Begin at the entry that has "structure-node[interactable] [687, 557, 693, 563]" and stop after the one that has "toolbar-icon[interactable]: 📄 [201, 57, 223, 79]". Give only those entries again, swapping "snap-tool-icon" for "snap-button" and leaving everything else unchanged.

######

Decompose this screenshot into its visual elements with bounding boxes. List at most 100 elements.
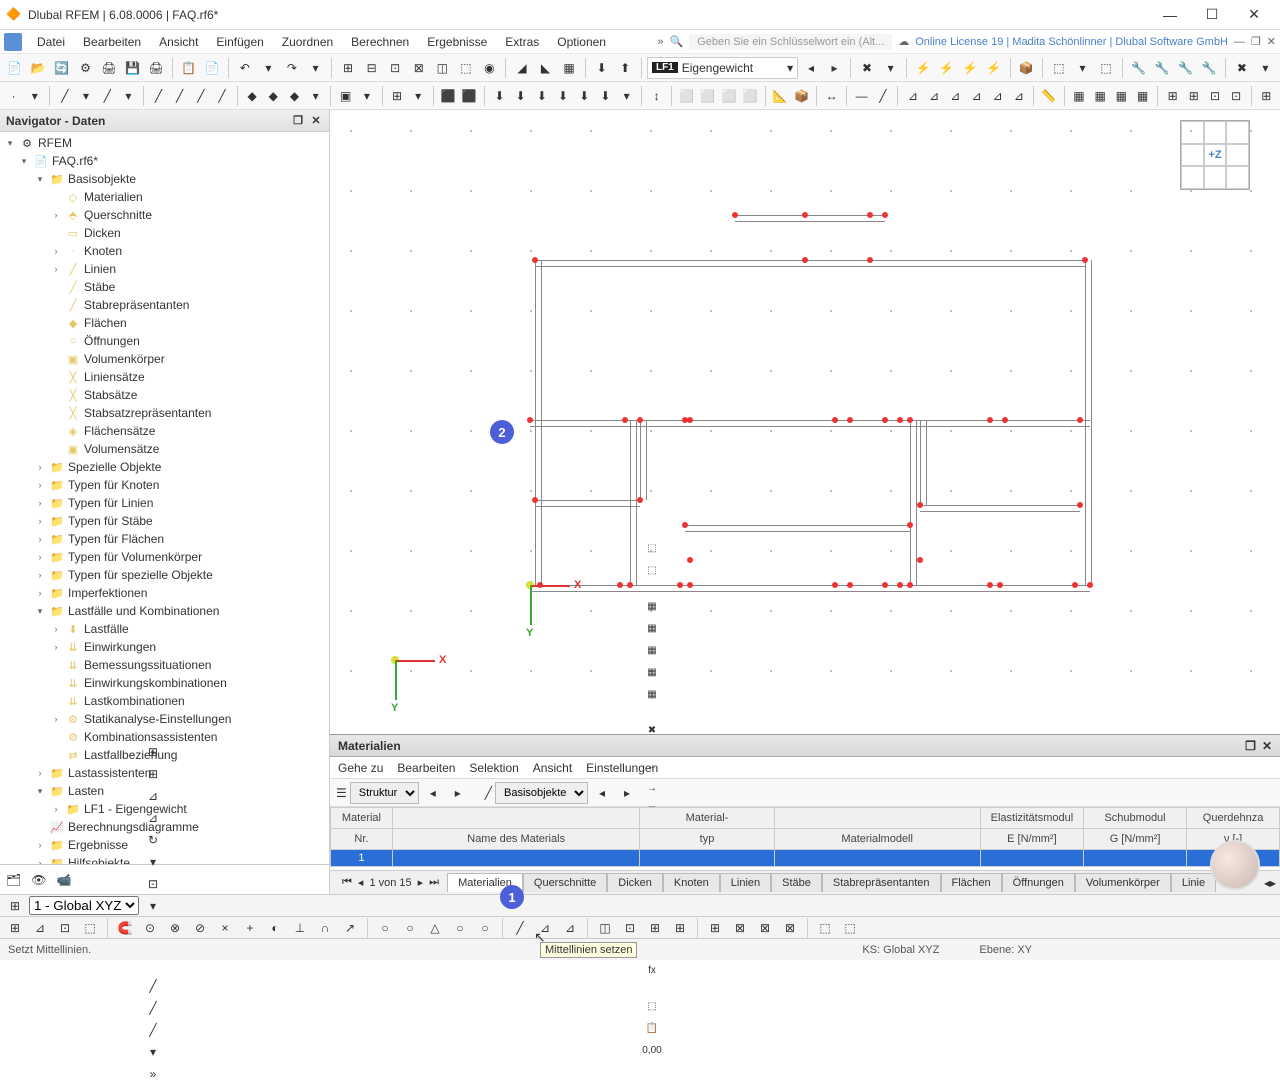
structure-node[interactable] [687, 557, 693, 563]
tree-item[interactable]: ⇊Einwirkungskombinationen [0, 674, 329, 692]
snap-tool-icon[interactable]: ○ [374, 917, 396, 939]
toolbar-icon[interactable]: 📄 [201, 57, 223, 79]
assistant-avatar[interactable] [1210, 840, 1260, 890]
toolbar-icon[interactable]: ⊞ [337, 57, 359, 79]
nav-footer-icon-1[interactable]: 🗂 [6, 873, 21, 887]
toolbar-icon[interactable]: ⬜ [720, 85, 739, 107]
snap-tool-icon[interactable]: ∩ [314, 917, 336, 939]
structure-line[interactable] [640, 420, 641, 500]
first-page-icon[interactable]: ⏮ [342, 876, 352, 889]
search-icon[interactable]: 🔍 [669, 35, 683, 48]
structure-line[interactable] [685, 525, 910, 526]
structure-node[interactable] [882, 582, 888, 588]
toolbar-icon[interactable]: ▾ [305, 57, 327, 79]
toolbar-icon[interactable]: ⚙ [75, 57, 97, 79]
snap-tool-icon[interactable]: ◫ [594, 917, 616, 939]
structure-node[interactable] [802, 212, 808, 218]
coord-tool-icon[interactable]: ⊿ [142, 807, 164, 829]
tree-item[interactable]: ›📁Typen für Knoten [0, 476, 329, 494]
close-button[interactable]: ✕ [1234, 1, 1274, 29]
toolbar-icon[interactable]: ╱ [98, 85, 117, 107]
toolbar-icon[interactable]: ⊿ [988, 85, 1007, 107]
toolbar-icon[interactable]: ◆ [264, 85, 283, 107]
data-grid[interactable]: MaterialMaterial-ElastizitätsmodulSchubm… [330, 807, 1280, 870]
toolbar-icon[interactable]: ▦ [1091, 85, 1110, 107]
toolbar-icon[interactable]: 📐 [771, 85, 790, 107]
menu-ansicht[interactable]: Ansicht [150, 35, 207, 49]
inner-minimize-button[interactable]: — [1234, 36, 1245, 48]
menu-bearbeiten[interactable]: Bearbeiten [74, 35, 150, 49]
tree-item[interactable]: ›📁Typen für Flächen [0, 530, 329, 548]
snap-tool-icon[interactable]: ⊞ [704, 917, 726, 939]
bp-tool-icon[interactable]: ✖ [641, 720, 663, 742]
toolbar-icon[interactable]: ▾ [25, 85, 44, 107]
tab-querschnitte[interactable]: Querschnitte [523, 873, 607, 892]
toolbar-icon[interactable]: 💾 [122, 57, 144, 79]
toolbar-icon[interactable]: ▾ [306, 85, 325, 107]
structure-node[interactable] [882, 212, 888, 218]
tree-item[interactable]: ›╱Linien [0, 260, 329, 278]
toolbar-icon[interactable]: ⬇ [553, 85, 572, 107]
structure-node[interactable] [802, 257, 808, 263]
tree-item[interactable]: ›📁Spezielle Objekte [0, 458, 329, 476]
toolbar-icon[interactable]: 🖨 [145, 57, 167, 79]
panel-dock-icon[interactable]: ❐ [1245, 739, 1256, 753]
coord-tool-icon[interactable]: ▾ [142, 851, 164, 873]
structure-node[interactable] [847, 582, 853, 588]
tree-item[interactable]: ›⬘Querschnitte [0, 206, 329, 224]
tree-file[interactable]: ▾📄FAQ.rf6* [0, 152, 329, 170]
toolbar-icon[interactable]: ⬜ [698, 85, 717, 107]
tree-item[interactable]: ◈Flächensätze [0, 422, 329, 440]
menu-einfügen[interactable]: Einfügen [207, 35, 272, 49]
structure-node[interactable] [1077, 502, 1083, 508]
snap-tool-icon[interactable]: ⊠ [754, 917, 776, 939]
toolbar-icon[interactable]: ⊿ [967, 85, 986, 107]
category-icon[interactable]: ╱ [485, 786, 492, 800]
toolbar-icon[interactable]: — [852, 85, 871, 107]
toolbar-icon[interactable]: 📋 [178, 57, 200, 79]
tree-item[interactable]: ⚙Kombinationsassistenten [0, 728, 329, 746]
search-hint[interactable]: Geben Sie ein Schlüsselwort ein (Alt... [689, 34, 892, 50]
snap-tool-icon[interactable]: ◐ [264, 917, 286, 939]
structure-line[interactable] [535, 260, 1085, 261]
cs-icon[interactable]: ⊞ [4, 895, 26, 917]
minimize-button[interactable]: — [1150, 1, 1190, 29]
tree-item[interactable]: ›📁Lastassistenten [0, 764, 329, 782]
structure-node[interactable] [682, 522, 688, 528]
coord-tool-icon[interactable]: » [142, 1063, 164, 1085]
bp-tool-icon[interactable]: ▦ [641, 640, 663, 662]
structure-line[interactable] [535, 260, 536, 585]
structure-line[interactable] [530, 585, 1090, 586]
structure-node[interactable] [832, 417, 838, 423]
toolbar-icon[interactable]: ⊞ [1163, 85, 1182, 107]
tree-item[interactable]: ╱Stäbe [0, 278, 329, 296]
structure-node[interactable] [1077, 417, 1083, 423]
structure-node[interactable] [687, 417, 693, 423]
tree-item[interactable]: ›📁Typen für Linien [0, 494, 329, 512]
snap-tool-icon[interactable]: ⊞ [4, 917, 26, 939]
loadcase-selector[interactable]: LF1Eigengewicht▾ [647, 57, 798, 79]
category-select[interactable]: Basisobjekte [495, 782, 588, 804]
toolbar-icon[interactable]: ↶ [234, 57, 256, 79]
structure-node[interactable] [637, 417, 643, 423]
table-row[interactable]: 1 [331, 850, 1280, 867]
toolbar-icon[interactable]: ⬚ [1048, 57, 1070, 79]
tree-item[interactable]: ›📁Typen für Stäbe [0, 512, 329, 530]
toolbar-icon[interactable]: ⚡ [983, 57, 1005, 79]
structure-node[interactable] [987, 582, 993, 588]
snap-tool-icon[interactable]: ⊡ [54, 917, 76, 939]
snap-tool-icon[interactable]: ⊠ [779, 917, 801, 939]
structure-node[interactable] [907, 582, 913, 588]
camera-icon[interactable]: 📹 [56, 873, 71, 887]
toolbar-icon[interactable]: ⬛ [460, 85, 479, 107]
toolbar-icon[interactable]: 🔧 [1199, 57, 1221, 79]
snap-tool-icon[interactable]: ⊞ [644, 917, 666, 939]
tree-item[interactable]: ⇊Lastkombinationen [0, 692, 329, 710]
coord-tool-icon[interactable]: ⊞ [142, 763, 164, 785]
toolbar-icon[interactable]: ▸ [824, 57, 846, 79]
maximize-button[interactable]: ☐ [1192, 1, 1232, 29]
tab-linien[interactable]: Linien [720, 873, 771, 892]
toolbar-icon[interactable]: ⚡ [960, 57, 982, 79]
toolbar-icon[interactable]: ╱ [149, 85, 168, 107]
toolbar-icon[interactable]: 🔄 [51, 57, 73, 79]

######

SOLVED PROBLEM:
structure-node[interactable] [687, 557, 693, 563]
tree-item[interactable]: ⇊Einwirkungskombinationen [0, 674, 329, 692]
snap-button[interactable]: ○ [374, 917, 396, 939]
toolbar-icon[interactable]: 📄 [201, 57, 223, 79]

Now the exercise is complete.